**Problem details**
Reproduce all of the records exactly.

Collected data
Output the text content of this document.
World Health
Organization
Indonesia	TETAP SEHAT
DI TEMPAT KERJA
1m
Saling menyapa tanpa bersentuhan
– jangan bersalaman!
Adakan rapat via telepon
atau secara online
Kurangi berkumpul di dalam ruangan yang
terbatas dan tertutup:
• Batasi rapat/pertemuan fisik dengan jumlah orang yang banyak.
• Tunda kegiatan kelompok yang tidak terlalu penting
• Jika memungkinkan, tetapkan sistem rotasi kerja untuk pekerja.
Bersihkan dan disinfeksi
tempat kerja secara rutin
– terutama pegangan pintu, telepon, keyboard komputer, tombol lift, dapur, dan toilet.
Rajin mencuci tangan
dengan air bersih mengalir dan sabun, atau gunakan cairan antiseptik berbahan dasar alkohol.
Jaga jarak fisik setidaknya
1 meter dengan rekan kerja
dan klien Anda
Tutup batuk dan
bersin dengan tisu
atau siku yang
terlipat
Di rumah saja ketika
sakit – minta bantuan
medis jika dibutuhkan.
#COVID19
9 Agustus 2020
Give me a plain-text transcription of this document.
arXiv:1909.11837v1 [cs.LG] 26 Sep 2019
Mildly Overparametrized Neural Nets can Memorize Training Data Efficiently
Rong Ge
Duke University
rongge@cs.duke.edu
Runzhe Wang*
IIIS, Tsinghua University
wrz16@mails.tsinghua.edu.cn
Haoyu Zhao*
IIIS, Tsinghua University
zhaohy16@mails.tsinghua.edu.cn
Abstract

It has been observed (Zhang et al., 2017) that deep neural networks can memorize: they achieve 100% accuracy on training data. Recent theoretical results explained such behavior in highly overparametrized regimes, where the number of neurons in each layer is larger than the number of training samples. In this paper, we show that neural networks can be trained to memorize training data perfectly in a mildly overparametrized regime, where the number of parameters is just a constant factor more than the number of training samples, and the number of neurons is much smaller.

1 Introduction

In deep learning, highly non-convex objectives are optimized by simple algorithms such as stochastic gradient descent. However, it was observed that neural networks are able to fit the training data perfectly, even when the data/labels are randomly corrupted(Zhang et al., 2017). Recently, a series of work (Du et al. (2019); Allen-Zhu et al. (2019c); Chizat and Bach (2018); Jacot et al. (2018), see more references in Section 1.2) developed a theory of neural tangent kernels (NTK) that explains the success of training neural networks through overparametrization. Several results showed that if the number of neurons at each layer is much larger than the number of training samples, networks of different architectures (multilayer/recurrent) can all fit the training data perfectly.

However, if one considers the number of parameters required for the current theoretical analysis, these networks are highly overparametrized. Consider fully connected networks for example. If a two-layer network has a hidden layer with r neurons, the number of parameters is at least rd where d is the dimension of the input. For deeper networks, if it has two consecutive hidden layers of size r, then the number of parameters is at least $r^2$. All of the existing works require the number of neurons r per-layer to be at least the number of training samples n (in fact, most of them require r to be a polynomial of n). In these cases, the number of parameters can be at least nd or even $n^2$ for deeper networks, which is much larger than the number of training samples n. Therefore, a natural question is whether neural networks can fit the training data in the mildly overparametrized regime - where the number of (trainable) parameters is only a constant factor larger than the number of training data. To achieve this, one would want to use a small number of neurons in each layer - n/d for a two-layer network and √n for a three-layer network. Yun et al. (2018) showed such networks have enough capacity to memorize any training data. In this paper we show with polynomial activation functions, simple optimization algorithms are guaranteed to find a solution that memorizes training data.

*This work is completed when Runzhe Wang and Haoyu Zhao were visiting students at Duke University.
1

**Task answer**
Output the text content of this document.
World Health
Organization
Indonesia	TETAP SEHAT
DI TEMPAT KERJA
1m
Saling menyapa tanpa bersentuhan
– jangan bersalaman!
Adakan rapat via telepon
atau secara online
Kurangi berkumpul di dalam ruangan yang
terbatas dan tertutup:
• Batasi rapat/pertemuan fisik dengan jumlah orang yang banyak.
• Tunda kegiatan kelompok yang tidak terlalu penting
• Jika memungkinkan, tetapkan sistem rotasi kerja untuk pekerja.
Bersihkan dan disinfeksi
tempat kerja secara rutin
– terutama pegangan pintu, telepon, keyboard komputer, tombol lift, dapur, dan toilet.
Rajin mencuci tangan
dengan air bersih mengalir dan sabun, atau gunakan cairan antiseptik berbahan dasar alkohol.
Jaga jarak fisik setidaknya
1 meter dengan rekan kerja
dan klien Anda
Tutup batuk dan
bersin dengan tisu
atau siku yang
terlipat
Di rumah saja ketika
sakit – minta bantuan
medis jika dibutuhkan.
#COVID19
9 Agustus 2020
Give me a plain-text transcription of this document.
arXiv:1909.11837v1 [cs.LG] 26 Sep 2019
Mildly Overparametrized Neural Nets can Memorize Training Data Efficiently
Rong Ge
Duke University
rongge@cs.duke.edu
Runzhe Wang*
IIIS, Tsinghua University
wrz16@mails.tsinghua.edu.cn
Haoyu Zhao*
IIIS, Tsinghua University
zhaohy16@mails.tsinghua.edu.cn
Abstract

It has been observed (Zhang et al., 2017) that deep neural networks can memorize: they achieve 100% accuracy on training data. Recent theoretical results explained such behavior in highly overparametrized regimes, where the number of neurons in each layer is larger than the number of training samples. In this paper, we show that neural networks can be trained to memorize training data perfectly in a mildly overparametrized regime, where the number of parameters is just a constant factor more than the number of training samples, and the number of neurons is much smaller.

1 Introduction

In deep learning, highly non-convex objectives are optimized by simple algorithms such as stochastic gradient descent. However, it was observed that neural networks are able to fit the training data perfectly, even when the data/labels are randomly corrupted(Zhang et al., 2017). Recently, a series of work (Du et al. (2019); Allen-Zhu et al. (2019c); Chizat and Bach (2018); Jacot et al. (2018), see more references in Section 1.2) developed a theory of neural tangent kernels (NTK) that explains the success of training neural networks through overparametrization. Several results showed that if the number of neurons at each layer is much larger than the number of training samples, networks of different architectures (multilayer/recurrent) can all fit the training data perfectly.

However, if one considers the number of parameters required for the current theoretical analysis, these networks are highly overparametrized. Consider fully connected networks for example. If a two-layer network has a hidden layer with r neurons, the number of parameters is at least rd where d is the dimension of the input. For deeper networks, if it has two consecutive hidden layers of size r, then the number of parameters is at least $r^2$. All of the existing works require the number of neurons r per-layer to be at least the number of training samples n (in fact, most of them require r to be a polynomial of n). In these cases, the number of parameters can be at least nd or even $n^2$ for deeper networks, which is much larger than the number of training samples n. Therefore, a natural question is whether neural networks can fit the training data in the mildly overparametrized regime - where the number of (trainable) parameters is only a constant factor larger than the number of training data. To achieve this, one would want to use a small number of neurons in each layer - n/d for a two-layer network and √n for a three-layer network. Yun et al. (2018) showed such networks have enough capacity to memorize any training data. In this paper we show with polynomial activation functions, simple optimization algorithms are guaranteed to find a solution that memorizes training data.

*This work is completed when Runzhe Wang and Haoyu Zhao were visiting students at Duke University.
1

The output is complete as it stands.